— Start of MATERIAL SHOWN —

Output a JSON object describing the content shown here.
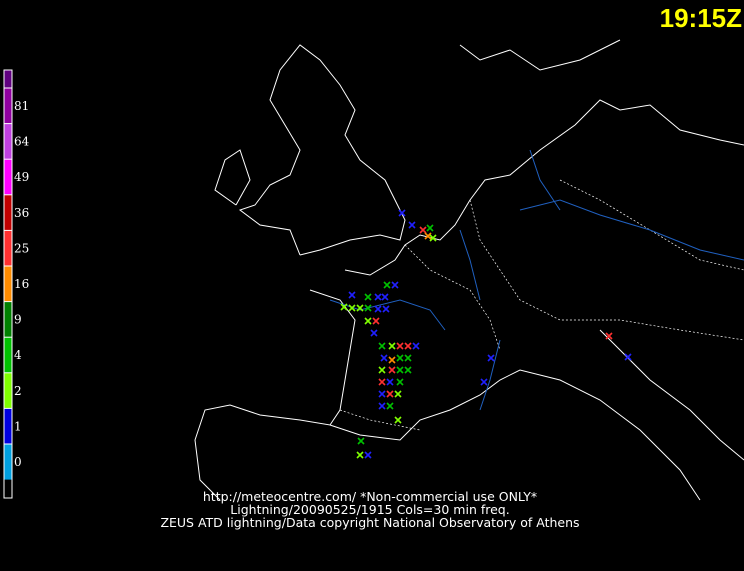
{
  "header": {
    "time": "19:15Z"
  },
  "legend": [
    {
      "label": "81",
      "color": "#9000a0"
    },
    {
      "label": "64",
      "color": "#c040e0"
    },
    {
      "label": "49",
      "color": "#ff00ff"
    },
    {
      "label": "36",
      "color": "#c00000"
    },
    {
      "label": "25",
      "color": "#ff3030"
    },
    {
      "label": "16",
      "color": "#ff8c00"
    },
    {
      "label": "9",
      "color": "#008000"
    },
    {
      "label": "4",
      "color": "#00c000"
    },
    {
      "label": "2",
      "color": "#80ff00"
    },
    {
      "label": "1",
      "color": "#0000e0"
    },
    {
      "label": "0",
      "color": "#00a0e0"
    }
  ],
  "footer": {
    "lines": [
      "http://meteocentre.com/ *Non-commercial use ONLY*",
      "Lightning/20090525/1915 Cols=30 min freq.",
      "ZEUS ATD lightning/Data copyright National Observatory of Athens"
    ]
  }
}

— End of MATERIAL SHOWN —

Every line that holds the word "label" should be extracted.

      "label": "81",
      "label": "64",
      "label": "49",
      "label": "36",
      "label": "25",
      "label": "16",
      "label": "9",
      "label": "4",
      "label": "2",
      "label": "1",
      "label": "0",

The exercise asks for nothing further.